(Aim) Leave out the pictures and transcribe the rest of the records exactly.

** Begin Entries **

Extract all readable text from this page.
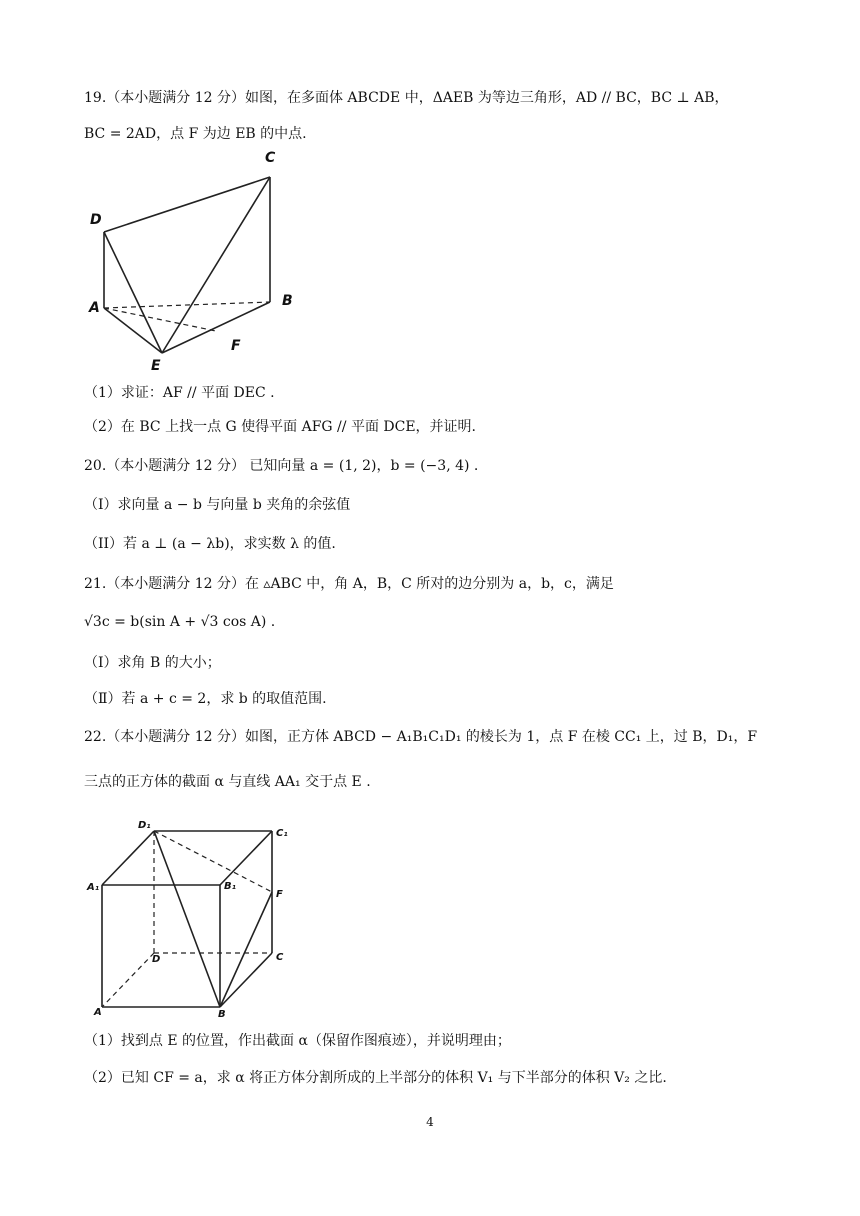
19.（本小题满分 12 分）如图，在多面体 ABCDE 中，ΔAEB 为等边三角形，AD // BC，BC ⊥ AB，
BC = 2AD，点 F 为边 EB 的中点.
C
D
A	B
E
F
（1）求证：AF // 平面 DEC .
（2）在 BC 上找一点 G 使得平面 AFG // 平面 DCE，并证明.
20.（本小题满分 12 分） 已知向量 a = (1, 2)，b = (−3, 4) .
（I）求向量 a − b 与向量 b 夹角的余弦值
（II）若 a ⊥ (a − λb)，求实数 λ 的值.
21.（本小题满分 12 分）在 ▵ABC 中，角 A，B，C 所对的边分别为 a，b，c，满足
√3c = b(sin A + √3 cos A) .
（Ⅰ）求角 B 的大小；
（Ⅱ）若 a + c = 2，求 b 的取值范围.
22.（本小题满分 12 分）如图，正方体 ABCD − A₁B₁C₁D₁ 的棱长为 1，点 F 在棱 CC₁ 上，过 B，D₁，F
三点的正方体的截面 α 与直线 AA₁ 交于点 E .
D₁
C₁
A₁	B₁
F
D	C
A	B
（1）找到点 E 的位置，作出截面 α（保留作图痕迹），并说明理由；
（2）已知 CF = a，求 α 将正方体分割所成的上半部分的体积 V₁ 与下半部分的体积 V₂ 之比.
4
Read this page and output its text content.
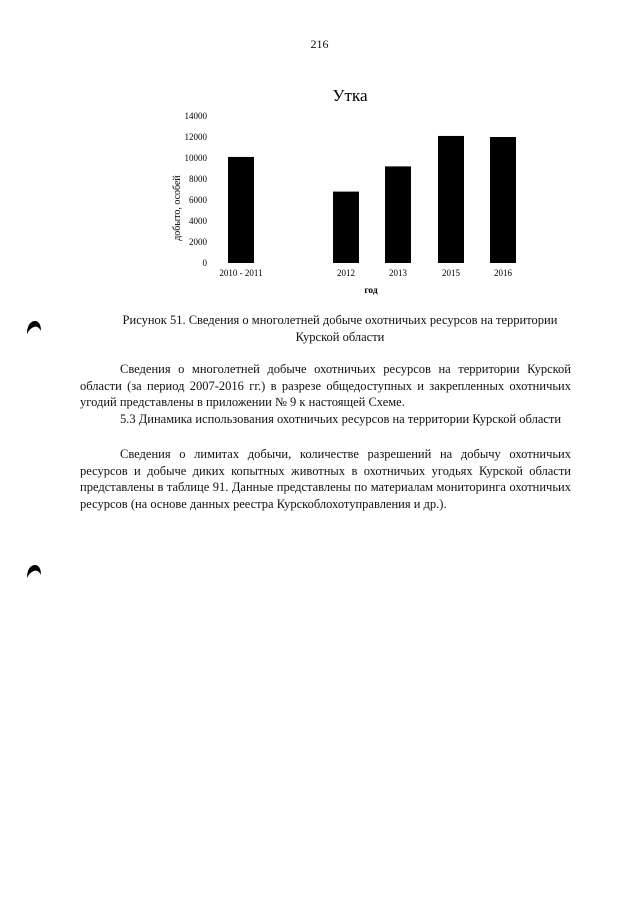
216
Утка
добыто, особей
год
0
2000
4000
6000
8000
10000
12000
14000
2010 - 2011	2012	2013	2015	2016
Рисунок 51. Сведения о многолетней добыче охотничьих ресурсов на территории Курской области
Сведения о многолетней добыче охотничьих ресурсов на территории Курской области (за период 2007-2016 гг.) в разрезе общедоступных и закрепленных охотничьих угодий представлены в приложении № 9 к настоящей Схеме.
5.3 Динамика использования охотничьих ресурсов на территории Курской области
Сведения о лимитах добычи, количестве разрешений на добычу охотничьих ресурсов и добыче диких копытных животных в охотничьих угодьях Курской области представлены в таблице 91. Данные представлены по материалам мониторинга охотничьих ресурсов (на основе данных реестра Курскоблохотуправления и др.).
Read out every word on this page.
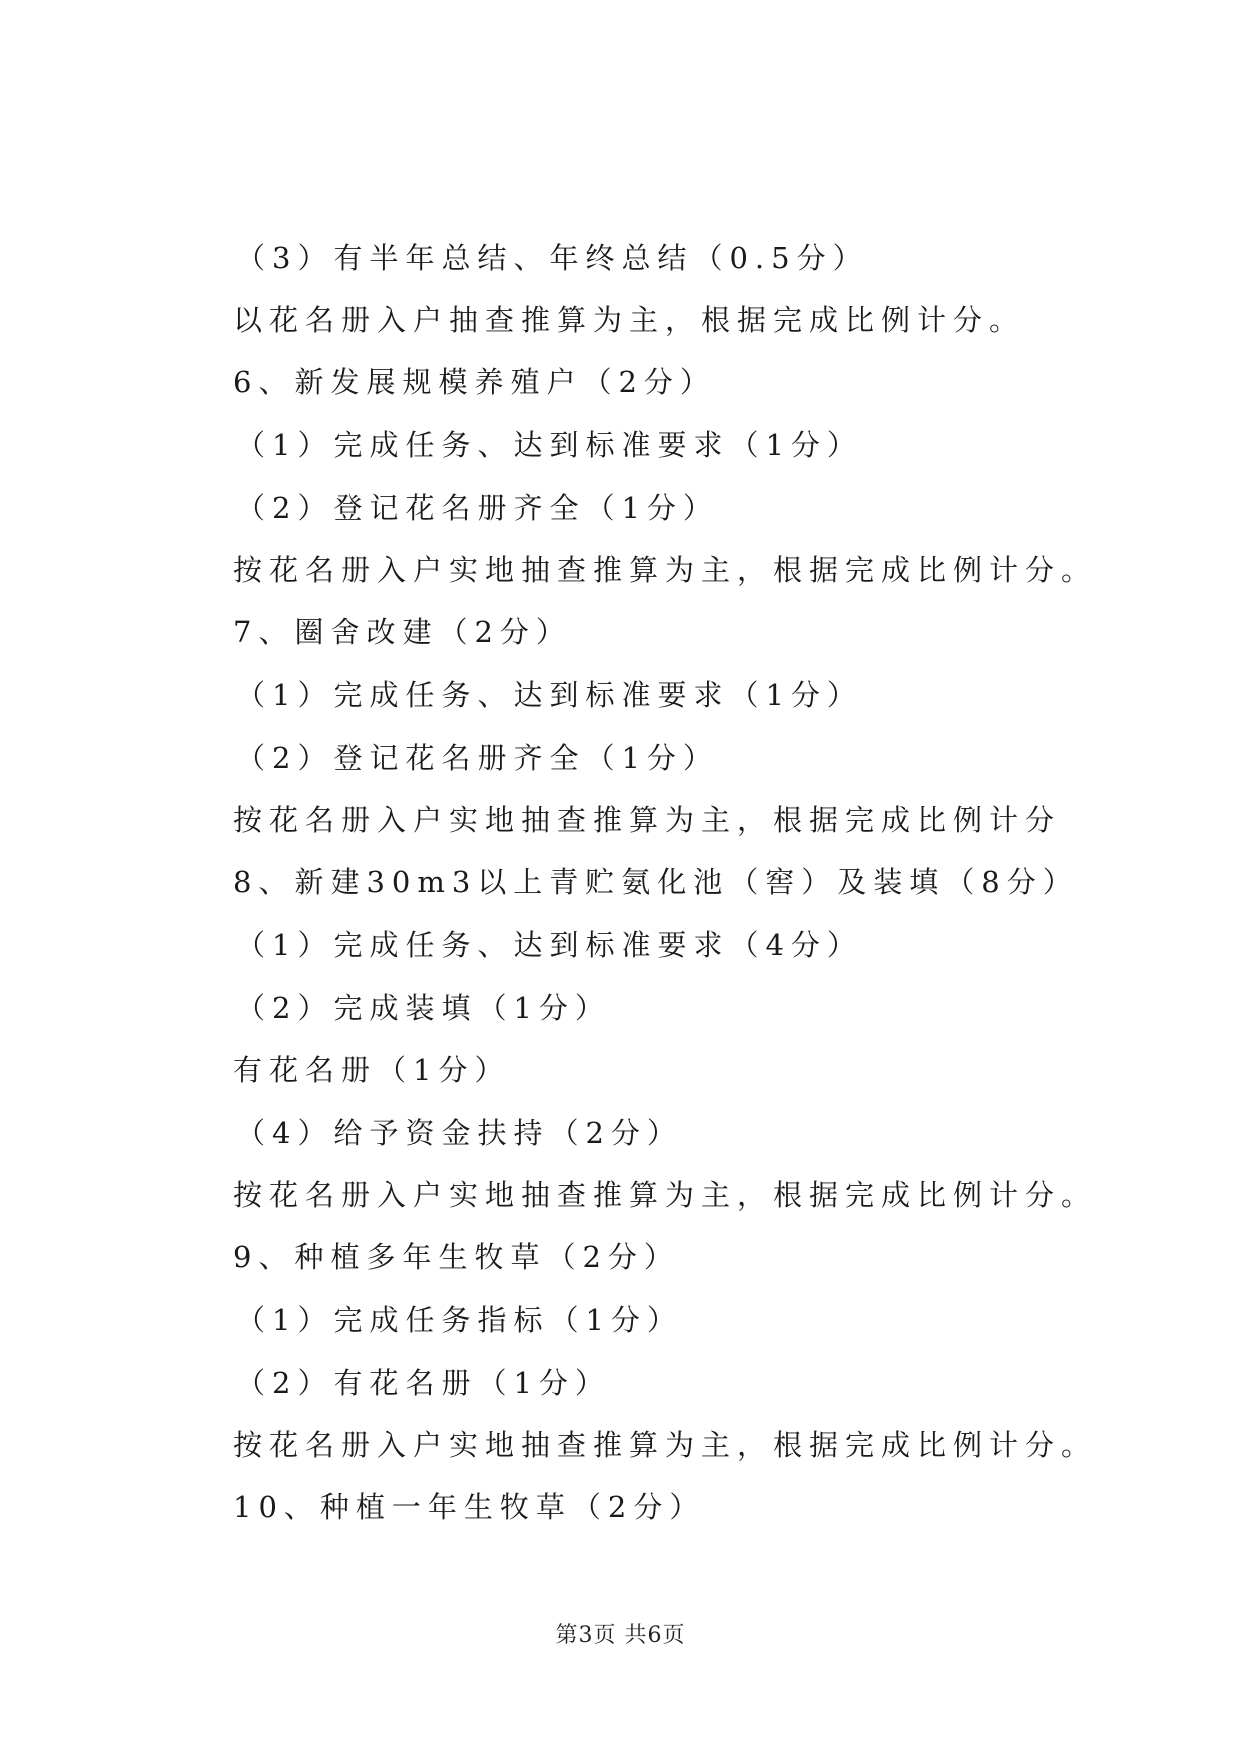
（3）有半年总结、年终总结（0.5分）
以花名册入户抽查推算为主，根据完成比例计分。
6、新发展规模养殖户（2分）
（1）完成任务、达到标准要求（1分）
（2）登记花名册齐全（1分）
按花名册入户实地抽查推算为主，根据完成比例计分。
7、圈舍改建（2分）
（1）完成任务、达到标准要求（1分）
（2）登记花名册齐全（1分）
按花名册入户实地抽查推算为主，根据完成比例计分
8、新建30m3以上青贮氨化池（窖）及装填（8分）
（1）完成任务、达到标准要求（4分）
（2）完成装填（1分）
有花名册（1分）
（4）给予资金扶持（2分）
按花名册入户实地抽查推算为主，根据完成比例计分。
9、种植多年生牧草（2分）
（1）完成任务指标（1分）
（2）有花名册（1分）
按花名册入户实地抽查推算为主，根据完成比例计分。
10、种植一年生牧草（2分）
第3页 共6页
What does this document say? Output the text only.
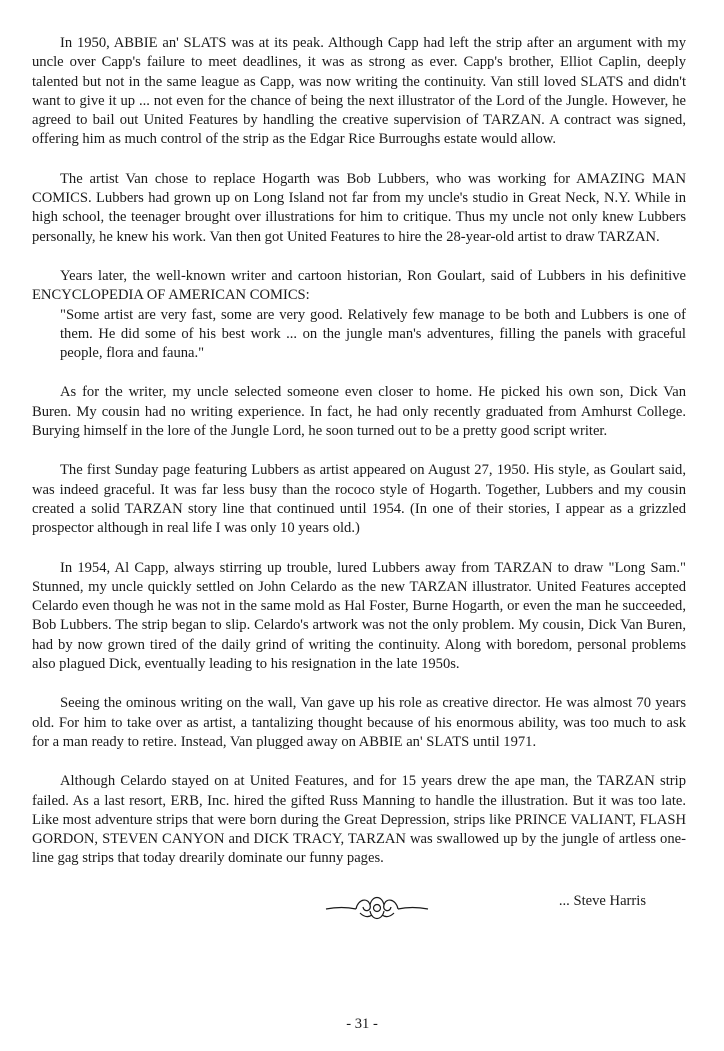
In 1950, ABBIE an' SLATS was at its peak. Although Capp had left the strip after an argument with my uncle over Capp's failure to meet deadlines, it was as strong as ever. Capp's brother, Elliot Caplin, deeply talented but not in the same league as Capp, was now writing the continuity. Van still loved SLATS and didn't want to give it up ... not even for the chance of being the next illustrator of the Lord of the Jungle. However, he agreed to bail out United Features by handling the creative supervision of TARZAN. A contract was signed, offering him as much control of the strip as the Edgar Rice Burroughs estate would allow.

The artist Van chose to replace Hogarth was Bob Lubbers, who was working for AMAZING MAN COMICS. Lubbers had grown up on Long Island not far from my uncle's studio in Great Neck, N.Y. While in high school, the teenager brought over illustrations for him to critique. Thus my uncle not only knew Lubbers personally, he knew his work. Van then got United Features to hire the 28-year-old artist to draw TARZAN.

Years later, the well-known writer and cartoon historian, Ron Goulart, said of Lubbers in his definitive ENCYCLOPEDIA OF AMERICAN COMICS:

"Some artist are very fast, some are very good. Relatively few manage to be both and Lubbers is one of them. He did some of his best work ... on the jungle man's adventures, filling the panels with graceful people, flora and fauna."

As for the writer, my uncle selected someone even closer to home. He picked his own son, Dick Van Buren. My cousin had no writing experience. In fact, he had only recently graduated from Amhurst College. Burying himself in the lore of the Jungle Lord, he soon turned out to be a pretty good script writer.

The first Sunday page featuring Lubbers as artist appeared on August 27, 1950. His style, as Goulart said, was indeed graceful. It was far less busy than the rococo style of Hogarth. Together, Lubbers and my cousin created a solid TARZAN story line that continued until 1954. (In one of their stories, I appear as a grizzled prospector although in real life I was only 10 years old.)

In 1954, Al Capp, always stirring up trouble, lured Lubbers away from TARZAN to draw "Long Sam." Stunned, my uncle quickly settled on John Celardo as the new TARZAN illustrator. United Features accepted Celardo even though he was not in the same mold as Hal Foster, Burne Hogarth, or even the man he succeeded, Bob Lubbers. The strip began to slip. Celardo's artwork was not the only problem. My cousin, Dick Van Buren, had by now grown tired of the daily grind of writing the continuity. Along with boredom, personal problems also plagued Dick, eventually leading to his resignation in the late 1950s.

Seeing the ominous writing on the wall, Van gave up his role as creative director. He was almost 70 years old. For him to take over as artist, a tantalizing thought because of his enormous ability, was too much to ask for a man ready to retire. Instead, Van plugged away on ABBIE an' SLATS until 1971.

Although Celardo stayed on at United Features, and for 15 years drew the ape man, the TARZAN strip failed. As a last resort, ERB, Inc. hired the gifted Russ Manning to handle the illustration. But it was too late. Like most adventure strips that were born during the Great Depression, strips like PRINCE VALIANT, FLASH GORDON, STEVEN CANYON and DICK TRACY, TARZAN was swallowed up by the jungle of artless one-line gag strips that today drearily dominate our funny pages.

... Steve Harris
- 31 -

** End Entries **

(Expected answer)
Extract all readable text from this page.
19.（本小题满分 12 分）如图，在多面体 ABCDE 中，ΔAEB 为等边三角形，AD // BC，BC ⊥ AB，
BC = 2AD，点 F 为边 EB 的中点.
C
D
A	B
E
F
（1）求证：AF // 平面 DEC .
（2）在 BC 上找一点 G 使得平面 AFG // 平面 DCE，并证明.
20.（本小题满分 12 分） 已知向量 a = (1, 2)，b = (−3, 4) .
（I）求向量 a − b 与向量 b 夹角的余弦值
（II）若 a ⊥ (a − λb)，求实数 λ 的值.
21.（本小题满分 12 分）在 ▵ABC 中，角 A，B，C 所对的边分别为 a，b，c，满足
√3c = b(sin A + √3 cos A) .
（Ⅰ）求角 B 的大小；
（Ⅱ）若 a + c = 2，求 b 的取值范围.
22.（本小题满分 12 分）如图，正方体 ABCD − A₁B₁C₁D₁ 的棱长为 1，点 F 在棱 CC₁ 上，过 B，D₁，F
三点的正方体的截面 α 与直线 AA₁ 交于点 E .
D₁
C₁
A₁	B₁
F
D	C
A	B
（1）找到点 E 的位置，作出截面 α（保留作图痕迹），并说明理由；
（2）已知 CF = a，求 α 将正方体分割所成的上半部分的体积 V₁ 与下半部分的体积 V₂ 之比.
4
Read this page and output its text content.
216
Утка
добыто, особей
год
0
2000
4000
6000
8000
10000
12000
14000
2010 - 2011	2012	2013	2015	2016
Рисунок 51. Сведения о многолетней добыче охотничьих ресурсов на территории Курской области
Сведения о многолетней добыче охотничьих ресурсов на территории Курской области (за период 2007-2016 гг.) в разрезе общедоступных и закрепленных охотничьих угодий представлены в приложении № 9 к настоящей Схеме.
5.3 Динамика использования охотничьих ресурсов на территории Курской области
Сведения о лимитах добычи, количестве разрешений на добычу охотничьих ресурсов и добыче диких копытных животных в охотничьих угодьях Курской области представлены в таблице 91. Данные представлены по материалам мониторинга охотничьих ресурсов (на основе данных реестра Курскоблохотуправления и др.).
Read out every word on this page.
（3）有半年总结、年终总结（0.5分）
以花名册入户抽查推算为主，根据完成比例计分。
6、新发展规模养殖户（2分）
（1）完成任务、达到标准要求（1分）
（2）登记花名册齐全（1分）
按花名册入户实地抽查推算为主，根据完成比例计分。
7、圈舍改建（2分）
（1）完成任务、达到标准要求（1分）
（2）登记花名册齐全（1分）
按花名册入户实地抽查推算为主，根据完成比例计分
8、新建30m3以上青贮氨化池（窖）及装填（8分）
（1）完成任务、达到标准要求（4分）
（2）完成装填（1分）
有花名册（1分）
（4）给予资金扶持（2分）
按花名册入户实地抽查推算为主，根据完成比例计分。
9、种植多年生牧草（2分）
（1）完成任务指标（1分）
（2）有花名册（1分）
按花名册入户实地抽查推算为主，根据完成比例计分。
10、种植一年生牧草（2分）
第3页 共6页
What does this document say? Output the text only.
In 1950, ABBIE an' SLATS was at its peak. Although Capp had left the strip after an argument with my uncle over Capp's failure to meet deadlines, it was as strong as ever. Capp's brother, Elliot Caplin, deeply talented but not in the same league as Capp, was now writing the continuity. Van still loved SLATS and didn't want to give it up ... not even for the chance of being the next illustrator of the Lord of the Jungle. However, he agreed to bail out United Features by handling the creative supervision of TARZAN. A contract was signed, offering him as much control of the strip as the Edgar Rice Burroughs estate would allow.

The artist Van chose to replace Hogarth was Bob Lubbers, who was working for AMAZING MAN COMICS. Lubbers had grown up on Long Island not far from my uncle's studio in Great Neck, N.Y. While in high school, the teenager brought over illustrations for him to critique. Thus my uncle not only knew Lubbers personally, he knew his work. Van then got United Features to hire the 28-year-old artist to draw TARZAN.

Years later, the well-known writer and cartoon historian, Ron Goulart, said of Lubbers in his definitive ENCYCLOPEDIA OF AMERICAN COMICS:

"Some artist are very fast, some are very good. Relatively few manage to be both and Lubbers is one of them. He did some of his best work ... on the jungle man's adventures, filling the panels with graceful people, flora and fauna."

As for the writer, my uncle selected someone even closer to home. He picked his own son, Dick Van Buren. My cousin had no writing experience. In fact, he had only recently graduated from Amhurst College. Burying himself in the lore of the Jungle Lord, he soon turned out to be a pretty good script writer.

The first Sunday page featuring Lubbers as artist appeared on August 27, 1950. His style, as Goulart said, was indeed graceful. It was far less busy than the rococo style of Hogarth. Together, Lubbers and my cousin created a solid TARZAN story line that continued until 1954. (In one of their stories, I appear as a grizzled prospector although in real life I was only 10 years old.)

In 1954, Al Capp, always stirring up trouble, lured Lubbers away from TARZAN to draw "Long Sam." Stunned, my uncle quickly settled on John Celardo as the new TARZAN illustrator. United Features accepted Celardo even though he was not in the same mold as Hal Foster, Burne Hogarth, or even the man he succeeded, Bob Lubbers. The strip began to slip. Celardo's artwork was not the only problem. My cousin, Dick Van Buren, had by now grown tired of the daily grind of writing the continuity. Along with boredom, personal problems also plagued Dick, eventually leading to his resignation in the late 1950s.

Seeing the ominous writing on the wall, Van gave up his role as creative director. He was almost 70 years old. For him to take over as artist, a tantalizing thought because of his enormous ability, was too much to ask for a man ready to retire. Instead, Van plugged away on ABBIE an' SLATS until 1971.

Although Celardo stayed on at United Features, and for 15 years drew the ape man, the TARZAN strip failed. As a last resort, ERB, Inc. hired the gifted Russ Manning to handle the illustration. But it was too late. Like most adventure strips that were born during the Great Depression, strips like PRINCE VALIANT, FLASH GORDON, STEVEN CANYON and DICK TRACY, TARZAN was swallowed up by the jungle of artless one-line gag strips that today drearily dominate our funny pages.

... Steve Harris
- 31 -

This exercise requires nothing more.